[START]
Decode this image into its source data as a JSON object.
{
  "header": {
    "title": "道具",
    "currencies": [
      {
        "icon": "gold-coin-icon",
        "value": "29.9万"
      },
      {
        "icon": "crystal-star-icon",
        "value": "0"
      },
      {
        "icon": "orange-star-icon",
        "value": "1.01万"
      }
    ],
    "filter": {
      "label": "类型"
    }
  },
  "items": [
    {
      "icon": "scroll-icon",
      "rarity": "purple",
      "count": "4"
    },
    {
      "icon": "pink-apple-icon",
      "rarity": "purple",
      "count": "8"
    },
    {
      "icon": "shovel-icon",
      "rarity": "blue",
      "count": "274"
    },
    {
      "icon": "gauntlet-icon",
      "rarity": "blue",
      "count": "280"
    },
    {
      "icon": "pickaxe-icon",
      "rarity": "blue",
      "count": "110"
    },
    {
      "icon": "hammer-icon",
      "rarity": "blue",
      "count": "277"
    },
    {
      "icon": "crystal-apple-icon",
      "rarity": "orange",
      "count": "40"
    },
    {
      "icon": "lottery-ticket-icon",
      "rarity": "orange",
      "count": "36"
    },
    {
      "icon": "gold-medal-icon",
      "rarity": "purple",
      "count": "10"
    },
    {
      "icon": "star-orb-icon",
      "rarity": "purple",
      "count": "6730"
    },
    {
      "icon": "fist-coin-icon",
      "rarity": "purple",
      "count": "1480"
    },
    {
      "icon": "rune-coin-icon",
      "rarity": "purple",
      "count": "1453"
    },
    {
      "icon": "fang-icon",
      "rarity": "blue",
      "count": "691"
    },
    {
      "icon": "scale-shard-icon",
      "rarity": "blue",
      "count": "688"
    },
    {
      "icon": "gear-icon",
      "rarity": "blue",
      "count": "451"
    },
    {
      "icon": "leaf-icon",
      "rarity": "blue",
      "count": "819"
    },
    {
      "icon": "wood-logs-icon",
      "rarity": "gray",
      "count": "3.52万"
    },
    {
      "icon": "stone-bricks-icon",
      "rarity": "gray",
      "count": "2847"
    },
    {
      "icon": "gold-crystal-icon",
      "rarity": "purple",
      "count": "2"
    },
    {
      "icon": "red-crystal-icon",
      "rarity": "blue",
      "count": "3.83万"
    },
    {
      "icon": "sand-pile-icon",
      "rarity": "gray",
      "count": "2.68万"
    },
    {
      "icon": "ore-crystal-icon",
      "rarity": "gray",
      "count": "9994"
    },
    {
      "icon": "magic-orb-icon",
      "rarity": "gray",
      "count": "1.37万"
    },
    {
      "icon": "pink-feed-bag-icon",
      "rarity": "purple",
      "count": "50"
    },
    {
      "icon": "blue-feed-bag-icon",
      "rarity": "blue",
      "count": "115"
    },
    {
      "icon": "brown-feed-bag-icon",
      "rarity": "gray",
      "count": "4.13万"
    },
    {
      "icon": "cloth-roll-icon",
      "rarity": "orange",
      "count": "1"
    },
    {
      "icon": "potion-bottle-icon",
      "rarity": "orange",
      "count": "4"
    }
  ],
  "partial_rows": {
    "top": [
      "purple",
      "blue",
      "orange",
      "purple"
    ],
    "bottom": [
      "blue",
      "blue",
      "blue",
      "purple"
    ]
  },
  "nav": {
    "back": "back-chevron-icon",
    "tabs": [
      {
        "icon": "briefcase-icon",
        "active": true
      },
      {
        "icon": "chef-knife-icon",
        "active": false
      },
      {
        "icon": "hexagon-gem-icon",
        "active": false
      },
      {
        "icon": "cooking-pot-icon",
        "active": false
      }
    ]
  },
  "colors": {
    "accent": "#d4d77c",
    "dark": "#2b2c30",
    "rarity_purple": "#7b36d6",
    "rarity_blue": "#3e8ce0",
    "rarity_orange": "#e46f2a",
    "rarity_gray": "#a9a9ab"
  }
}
[END]
> _PROBLEM REQUIREMENTS_: Each entry is to be returned in full, character for character.

> _TASK OUTPUT_:
Decode this image into its source data as a JSON object.
{
  "header": {
    "title": "道具",
    "currencies": [
      {
        "icon": "gold-coin-icon",
        "value": "29.9万"
      },
      {
        "icon": "crystal-star-icon",
        "value": "0"
      },
      {
        "icon": "orange-star-icon",
        "value": "1.01万"
      }
    ],
    "filter": {
      "label": "类型"
    }
  },
  "items": [
    {
      "icon": "scroll-icon",
      "rarity": "purple",
      "count": "4"
    },
    {
      "icon": "pink-apple-icon",
      "rarity": "purple",
      "count": "8"
    },
    {
      "icon": "shovel-icon",
      "rarity": "blue",
      "count": "274"
    },
    {
      "icon": "gauntlet-icon",
      "rarity": "blue",
      "count": "280"
    },
    {
      "icon": "pickaxe-icon",
      "rarity": "blue",
      "count": "110"
    },
    {
      "icon": "hammer-icon",
      "rarity": "blue",
      "count": "277"
    },
    {
      "icon": "crystal-apple-icon",
      "rarity": "orange",
      "count": "40"
    },
    {
      "icon": "lottery-ticket-icon",
      "rarity": "orange",
      "count": "36"
    },
    {
      "icon": "gold-medal-icon",
      "rarity": "purple",
      "count": "10"
    },
    {
      "icon": "star-orb-icon",
      "rarity": "purple",
      "count": "6730"
    },
    {
      "icon": "fist-coin-icon",
      "rarity": "purple",
      "count": "1480"
    },
    {
      "icon": "rune-coin-icon",
      "rarity": "purple",
      "count": "1453"
    },
    {
      "icon": "fang-icon",
      "rarity": "blue",
      "count": "691"
    },
    {
      "icon": "scale-shard-icon",
      "rarity": "blue",
      "count": "688"
    },
    {
      "icon": "gear-icon",
      "rarity": "blue",
      "count": "451"
    },
    {
      "icon": "leaf-icon",
      "rarity": "blue",
      "count": "819"
    },
    {
      "icon": "wood-logs-icon",
      "rarity": "gray",
      "count": "3.52万"
    },
    {
      "icon": "stone-bricks-icon",
      "rarity": "gray",
      "count": "2847"
    },
    {
      "icon": "gold-crystal-icon",
      "rarity": "purple",
      "count": "2"
    },
    {
      "icon": "red-crystal-icon",
      "rarity": "blue",
      "count": "3.83万"
    },
    {
      "icon": "sand-pile-icon",
      "rarity": "gray",
      "count": "2.68万"
    },
    {
      "icon": "ore-crystal-icon",
      "rarity": "gray",
      "count": "9994"
    },
    {
      "icon": "magic-orb-icon",
      "rarity": "gray",
      "count": "1.37万"
    },
    {
      "icon": "pink-feed-bag-icon",
      "rarity": "purple",
      "count": "50"
    },
    {
      "icon": "blue-feed-bag-icon",
      "rarity": "blue",
      "count": "115"
    },
    {
      "icon": "brown-feed-bag-icon",
      "rarity": "gray",
      "count": "4.13万"
    },
    {
      "icon": "cloth-roll-icon",
      "rarity": "orange",
      "count": "1"
    },
    {
      "icon": "potion-bottle-icon",
      "rarity": "orange",
      "count": "4"
    }
  ],
  "partial_rows": {
    "top": [
      "purple",
      "blue",
      "orange",
      "purple"
    ],
    "bottom": [
      "blue",
      "blue",
      "blue",
      "purple"
    ]
  },
  "nav": {
    "back": "back-chevron-icon",
    "tabs": [
      {
        "icon": "briefcase-icon",
        "active": true
      },
      {
        "icon": "chef-knife-icon",
        "active": false
      },
      {
        "icon": "hexagon-gem-icon",
        "active": false
      },
      {
        "icon": "cooking-pot-icon",
        "active": false
      }
    ]
  },
  "colors": {
    "accent": "#d4d77c",
    "dark": "#2b2c30",
    "rarity_purple": "#7b36d6",
    "rarity_blue": "#3e8ce0",
    "rarity_orange": "#e46f2a",
    "rarity_gray": "#a9a9ab"
  }
}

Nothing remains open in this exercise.